Data for the task:
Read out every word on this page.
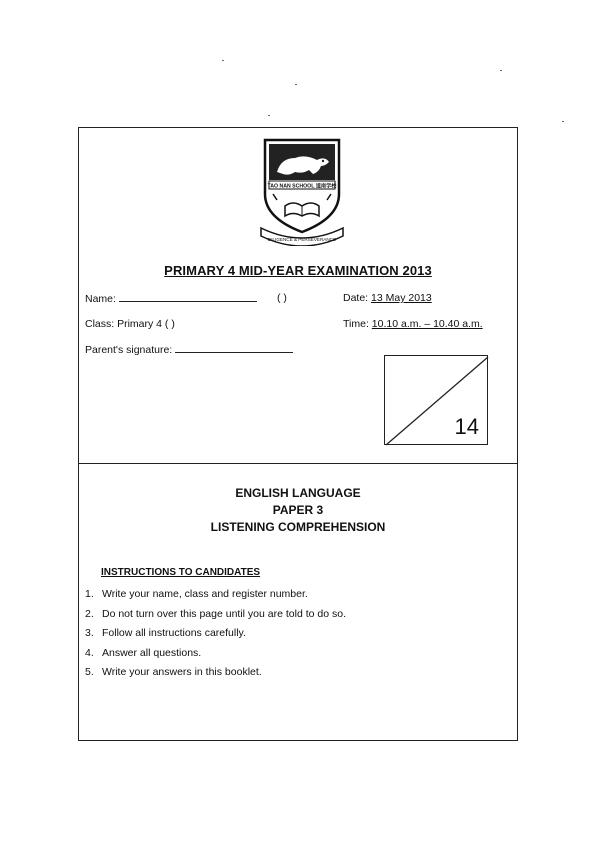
TAO NAN SCHOOL 道南学校
DILIGENCE & PERSEVERANCE
PRIMARY 4 MID-YEAR EXAMINATION 2013
Name:	( )	Date: 13 May 2013
Class: Primary 4 ( )	Time: 10.10 a.m. – 10.40 a.m.
Parent's signature:
14
ENGLISH LANGUAGE
PAPER 3
LISTENING COMPREHENSION
INSTRUCTIONS TO CANDIDATES
1. Write your name, class and register number.
2. Do not turn over this page until you are told to do so.
3. Follow all instructions carefully.
4. Answer all questions.
5. Write your answers in this booklet.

Given exercise: Each record should be quoted exactly, with the images omitted.

Correct response:
Read out every word on this page.
TAO NAN SCHOOL 道南学校
DILIGENCE & PERSEVERANCE
PRIMARY 4 MID-YEAR EXAMINATION 2013
Name:	( )	Date: 13 May 2013
Class: Primary 4 ( )	Time: 10.10 a.m. – 10.40 a.m.
Parent's signature:
14
ENGLISH LANGUAGE
PAPER 3
LISTENING COMPREHENSION
INSTRUCTIONS TO CANDIDATES
1. Write your name, class and register number.
2. Do not turn over this page until you are told to do so.
3. Follow all instructions carefully.
4. Answer all questions.
5. Write your answers in this booklet.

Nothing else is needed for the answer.